**What you will do**
Without omitting anything, retype the data that follows.

**Excerpted data**
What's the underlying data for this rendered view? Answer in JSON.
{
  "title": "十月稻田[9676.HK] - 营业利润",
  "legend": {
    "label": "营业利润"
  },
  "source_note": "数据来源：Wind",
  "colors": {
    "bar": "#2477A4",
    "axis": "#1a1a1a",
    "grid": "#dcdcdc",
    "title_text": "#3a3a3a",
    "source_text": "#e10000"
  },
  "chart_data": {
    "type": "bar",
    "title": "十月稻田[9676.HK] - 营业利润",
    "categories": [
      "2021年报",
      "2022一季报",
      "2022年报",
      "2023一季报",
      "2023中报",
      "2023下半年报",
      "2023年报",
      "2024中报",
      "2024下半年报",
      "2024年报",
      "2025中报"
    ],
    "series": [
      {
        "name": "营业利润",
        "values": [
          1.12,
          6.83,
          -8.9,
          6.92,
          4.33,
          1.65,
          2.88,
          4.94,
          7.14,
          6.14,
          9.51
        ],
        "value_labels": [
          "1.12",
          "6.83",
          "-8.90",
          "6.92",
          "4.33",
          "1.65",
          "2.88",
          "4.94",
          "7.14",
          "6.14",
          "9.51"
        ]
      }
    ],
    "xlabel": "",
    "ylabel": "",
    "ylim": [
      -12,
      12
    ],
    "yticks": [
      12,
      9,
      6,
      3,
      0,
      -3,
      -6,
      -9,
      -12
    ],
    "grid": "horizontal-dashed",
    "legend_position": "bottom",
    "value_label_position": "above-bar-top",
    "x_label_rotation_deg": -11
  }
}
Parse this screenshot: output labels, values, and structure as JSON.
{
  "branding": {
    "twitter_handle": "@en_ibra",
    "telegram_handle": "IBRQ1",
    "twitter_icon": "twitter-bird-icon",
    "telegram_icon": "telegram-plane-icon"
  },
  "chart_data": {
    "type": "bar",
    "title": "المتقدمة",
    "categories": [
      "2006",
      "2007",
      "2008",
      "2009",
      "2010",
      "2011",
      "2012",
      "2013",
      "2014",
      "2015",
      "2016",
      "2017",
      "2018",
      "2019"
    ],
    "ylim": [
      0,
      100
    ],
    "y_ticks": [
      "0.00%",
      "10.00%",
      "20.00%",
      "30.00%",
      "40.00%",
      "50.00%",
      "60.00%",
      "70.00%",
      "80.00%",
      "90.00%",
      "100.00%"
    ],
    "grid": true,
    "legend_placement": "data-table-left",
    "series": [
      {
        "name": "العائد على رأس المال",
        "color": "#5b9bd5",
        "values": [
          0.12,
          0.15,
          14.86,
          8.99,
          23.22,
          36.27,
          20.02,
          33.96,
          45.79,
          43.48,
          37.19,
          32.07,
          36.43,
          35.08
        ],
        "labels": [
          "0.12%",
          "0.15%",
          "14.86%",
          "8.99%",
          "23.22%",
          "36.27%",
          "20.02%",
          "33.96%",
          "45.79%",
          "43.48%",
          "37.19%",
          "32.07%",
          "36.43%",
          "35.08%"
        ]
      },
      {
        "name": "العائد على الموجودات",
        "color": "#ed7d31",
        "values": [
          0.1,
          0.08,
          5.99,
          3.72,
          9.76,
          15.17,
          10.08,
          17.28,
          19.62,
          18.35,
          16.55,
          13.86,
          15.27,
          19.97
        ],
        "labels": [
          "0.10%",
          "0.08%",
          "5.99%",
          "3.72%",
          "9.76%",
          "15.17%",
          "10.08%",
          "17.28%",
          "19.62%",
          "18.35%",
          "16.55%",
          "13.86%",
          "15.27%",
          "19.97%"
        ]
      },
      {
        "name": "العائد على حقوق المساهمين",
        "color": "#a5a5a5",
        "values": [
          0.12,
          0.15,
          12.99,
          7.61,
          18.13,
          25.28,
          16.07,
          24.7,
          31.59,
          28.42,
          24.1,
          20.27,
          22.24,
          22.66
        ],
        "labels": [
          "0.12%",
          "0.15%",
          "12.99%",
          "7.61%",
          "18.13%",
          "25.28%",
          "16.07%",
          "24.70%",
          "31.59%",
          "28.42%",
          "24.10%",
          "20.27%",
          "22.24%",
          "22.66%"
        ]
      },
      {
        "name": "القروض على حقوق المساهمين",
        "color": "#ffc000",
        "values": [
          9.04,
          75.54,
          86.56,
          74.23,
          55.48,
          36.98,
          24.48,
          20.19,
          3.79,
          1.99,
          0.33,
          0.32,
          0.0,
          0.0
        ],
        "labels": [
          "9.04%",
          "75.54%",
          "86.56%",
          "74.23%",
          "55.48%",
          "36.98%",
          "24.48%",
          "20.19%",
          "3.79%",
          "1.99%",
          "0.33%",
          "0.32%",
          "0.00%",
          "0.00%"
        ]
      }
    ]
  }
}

**Task answer**
What's the underlying data for this rendered view? Answer in JSON.
{
  "title": "十月稻田[9676.HK] - 营业利润",
  "legend": {
    "label": "营业利润"
  },
  "source_note": "数据来源：Wind",
  "colors": {
    "bar": "#2477A4",
    "axis": "#1a1a1a",
    "grid": "#dcdcdc",
    "title_text": "#3a3a3a",
    "source_text": "#e10000"
  },
  "chart_data": {
    "type": "bar",
    "title": "十月稻田[9676.HK] - 营业利润",
    "categories": [
      "2021年报",
      "2022一季报",
      "2022年报",
      "2023一季报",
      "2023中报",
      "2023下半年报",
      "2023年报",
      "2024中报",
      "2024下半年报",
      "2024年报",
      "2025中报"
    ],
    "series": [
      {
        "name": "营业利润",
        "values": [
          1.12,
          6.83,
          -8.9,
          6.92,
          4.33,
          1.65,
          2.88,
          4.94,
          7.14,
          6.14,
          9.51
        ],
        "value_labels": [
          "1.12",
          "6.83",
          "-8.90",
          "6.92",
          "4.33",
          "1.65",
          "2.88",
          "4.94",
          "7.14",
          "6.14",
          "9.51"
        ]
      }
    ],
    "xlabel": "",
    "ylabel": "",
    "ylim": [
      -12,
      12
    ],
    "yticks": [
      12,
      9,
      6,
      3,
      0,
      -3,
      -6,
      -9,
      -12
    ],
    "grid": "horizontal-dashed",
    "legend_position": "bottom",
    "value_label_position": "above-bar-top",
    "x_label_rotation_deg": -11
  }
}
Parse this screenshot: output labels, values, and structure as JSON.
{
  "branding": {
    "twitter_handle": "@en_ibra",
    "telegram_handle": "IBRQ1",
    "twitter_icon": "twitter-bird-icon",
    "telegram_icon": "telegram-plane-icon"
  },
  "chart_data": {
    "type": "bar",
    "title": "المتقدمة",
    "categories": [
      "2006",
      "2007",
      "2008",
      "2009",
      "2010",
      "2011",
      "2012",
      "2013",
      "2014",
      "2015",
      "2016",
      "2017",
      "2018",
      "2019"
    ],
    "ylim": [
      0,
      100
    ],
    "y_ticks": [
      "0.00%",
      "10.00%",
      "20.00%",
      "30.00%",
      "40.00%",
      "50.00%",
      "60.00%",
      "70.00%",
      "80.00%",
      "90.00%",
      "100.00%"
    ],
    "grid": true,
    "legend_placement": "data-table-left",
    "series": [
      {
        "name": "العائد على رأس المال",
        "color": "#5b9bd5",
        "values": [
          0.12,
          0.15,
          14.86,
          8.99,
          23.22,
          36.27,
          20.02,
          33.96,
          45.79,
          43.48,
          37.19,
          32.07,
          36.43,
          35.08
        ],
        "labels": [
          "0.12%",
          "0.15%",
          "14.86%",
          "8.99%",
          "23.22%",
          "36.27%",
          "20.02%",
          "33.96%",
          "45.79%",
          "43.48%",
          "37.19%",
          "32.07%",
          "36.43%",
          "35.08%"
        ]
      },
      {
        "name": "العائد على الموجودات",
        "color": "#ed7d31",
        "values": [
          0.1,
          0.08,
          5.99,
          3.72,
          9.76,
          15.17,
          10.08,
          17.28,
          19.62,
          18.35,
          16.55,
          13.86,
          15.27,
          19.97
        ],
        "labels": [
          "0.10%",
          "0.08%",
          "5.99%",
          "3.72%",
          "9.76%",
          "15.17%",
          "10.08%",
          "17.28%",
          "19.62%",
          "18.35%",
          "16.55%",
          "13.86%",
          "15.27%",
          "19.97%"
        ]
      },
      {
        "name": "العائد على حقوق المساهمين",
        "color": "#a5a5a5",
        "values": [
          0.12,
          0.15,
          12.99,
          7.61,
          18.13,
          25.28,
          16.07,
          24.7,
          31.59,
          28.42,
          24.1,
          20.27,
          22.24,
          22.66
        ],
        "labels": [
          "0.12%",
          "0.15%",
          "12.99%",
          "7.61%",
          "18.13%",
          "25.28%",
          "16.07%",
          "24.70%",
          "31.59%",
          "28.42%",
          "24.10%",
          "20.27%",
          "22.24%",
          "22.66%"
        ]
      },
      {
        "name": "القروض على حقوق المساهمين",
        "color": "#ffc000",
        "values": [
          9.04,
          75.54,
          86.56,
          74.23,
          55.48,
          36.98,
          24.48,
          20.19,
          3.79,
          1.99,
          0.33,
          0.32,
          0.0,
          0.0
        ],
        "labels": [
          "9.04%",
          "75.54%",
          "86.56%",
          "74.23%",
          "55.48%",
          "36.98%",
          "24.48%",
          "20.19%",
          "3.79%",
          "1.99%",
          "0.33%",
          "0.32%",
          "0.00%",
          "0.00%"
        ]
      }
    ]
  }
}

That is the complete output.